[Extracted records]
↓

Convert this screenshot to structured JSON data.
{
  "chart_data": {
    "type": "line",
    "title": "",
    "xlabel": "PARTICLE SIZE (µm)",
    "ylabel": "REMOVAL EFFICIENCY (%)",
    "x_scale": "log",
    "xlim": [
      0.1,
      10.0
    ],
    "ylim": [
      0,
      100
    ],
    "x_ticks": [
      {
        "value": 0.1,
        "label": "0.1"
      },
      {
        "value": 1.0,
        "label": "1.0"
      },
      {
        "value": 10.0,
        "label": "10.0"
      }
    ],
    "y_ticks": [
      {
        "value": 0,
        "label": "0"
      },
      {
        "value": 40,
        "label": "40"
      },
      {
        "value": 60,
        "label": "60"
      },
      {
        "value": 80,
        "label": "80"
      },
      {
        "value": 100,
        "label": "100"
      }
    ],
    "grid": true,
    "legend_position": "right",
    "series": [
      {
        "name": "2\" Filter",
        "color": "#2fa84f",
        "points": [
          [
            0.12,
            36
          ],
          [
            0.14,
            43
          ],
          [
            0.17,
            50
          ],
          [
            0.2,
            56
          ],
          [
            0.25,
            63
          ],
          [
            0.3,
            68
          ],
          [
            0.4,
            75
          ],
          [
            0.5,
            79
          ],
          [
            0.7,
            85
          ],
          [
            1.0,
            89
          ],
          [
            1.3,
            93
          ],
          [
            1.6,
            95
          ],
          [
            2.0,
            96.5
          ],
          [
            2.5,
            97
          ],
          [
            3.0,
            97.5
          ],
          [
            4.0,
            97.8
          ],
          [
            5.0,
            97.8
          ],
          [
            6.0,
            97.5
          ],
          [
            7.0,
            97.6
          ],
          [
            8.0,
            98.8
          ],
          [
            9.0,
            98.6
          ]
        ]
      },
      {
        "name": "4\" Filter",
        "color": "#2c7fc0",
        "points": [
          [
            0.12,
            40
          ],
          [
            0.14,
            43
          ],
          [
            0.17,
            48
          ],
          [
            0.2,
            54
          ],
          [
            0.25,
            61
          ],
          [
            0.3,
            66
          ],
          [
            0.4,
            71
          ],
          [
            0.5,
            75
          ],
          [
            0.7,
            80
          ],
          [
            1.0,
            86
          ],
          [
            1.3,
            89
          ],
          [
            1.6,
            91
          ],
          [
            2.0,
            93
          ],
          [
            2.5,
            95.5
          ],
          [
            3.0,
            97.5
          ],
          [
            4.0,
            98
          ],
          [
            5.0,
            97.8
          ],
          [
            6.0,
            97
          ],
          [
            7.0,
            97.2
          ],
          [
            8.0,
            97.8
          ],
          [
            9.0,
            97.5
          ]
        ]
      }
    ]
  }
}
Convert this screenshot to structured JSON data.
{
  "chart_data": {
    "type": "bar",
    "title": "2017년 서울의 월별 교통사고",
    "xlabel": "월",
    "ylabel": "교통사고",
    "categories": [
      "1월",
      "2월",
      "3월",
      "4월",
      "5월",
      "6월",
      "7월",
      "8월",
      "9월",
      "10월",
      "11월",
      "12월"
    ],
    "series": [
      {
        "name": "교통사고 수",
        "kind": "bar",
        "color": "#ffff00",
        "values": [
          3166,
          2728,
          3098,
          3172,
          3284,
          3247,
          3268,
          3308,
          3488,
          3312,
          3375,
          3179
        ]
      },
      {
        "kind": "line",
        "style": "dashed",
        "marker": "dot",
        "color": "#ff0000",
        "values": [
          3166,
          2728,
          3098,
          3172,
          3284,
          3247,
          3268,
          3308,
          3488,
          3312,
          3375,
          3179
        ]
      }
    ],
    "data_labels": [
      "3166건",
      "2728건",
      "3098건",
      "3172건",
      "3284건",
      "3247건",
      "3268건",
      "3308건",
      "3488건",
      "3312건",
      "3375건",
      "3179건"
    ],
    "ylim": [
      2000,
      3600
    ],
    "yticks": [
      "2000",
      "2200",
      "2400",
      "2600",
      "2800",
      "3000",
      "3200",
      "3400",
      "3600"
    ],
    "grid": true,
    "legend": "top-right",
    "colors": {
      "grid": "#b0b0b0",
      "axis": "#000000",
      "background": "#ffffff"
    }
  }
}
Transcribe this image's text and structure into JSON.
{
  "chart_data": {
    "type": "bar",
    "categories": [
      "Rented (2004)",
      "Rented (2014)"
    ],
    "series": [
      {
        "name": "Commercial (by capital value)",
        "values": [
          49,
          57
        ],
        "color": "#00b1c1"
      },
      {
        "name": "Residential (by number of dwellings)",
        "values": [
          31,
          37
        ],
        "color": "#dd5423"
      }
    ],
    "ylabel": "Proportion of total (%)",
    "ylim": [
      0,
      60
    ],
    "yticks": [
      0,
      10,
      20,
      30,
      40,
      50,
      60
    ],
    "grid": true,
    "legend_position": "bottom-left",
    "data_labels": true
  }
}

↑

### TO BE DONE
In the records above, return only the line that contains "Transcribe this image's" and every line after it through the last, exactly as they appear.

### RESPONSE TO THE TASK
Transcribe this image's text and structure into JSON.
{
  "chart_data": {
    "type": "bar",
    "categories": [
      "Rented (2004)",
      "Rented (2014)"
    ],
    "series": [
      {
        "name": "Commercial (by capital value)",
        "values": [
          49,
          57
        ],
        "color": "#00b1c1"
      },
      {
        "name": "Residential (by number of dwellings)",
        "values": [
          31,
          37
        ],
        "color": "#dd5423"
      }
    ],
    "ylabel": "Proportion of total (%)",
    "ylim": [
      0,
      60
    ],
    "yticks": [
      0,
      10,
      20,
      30,
      40,
      50,
      60
    ],
    "grid": true,
    "legend_position": "bottom-left",
    "data_labels": true
  }
}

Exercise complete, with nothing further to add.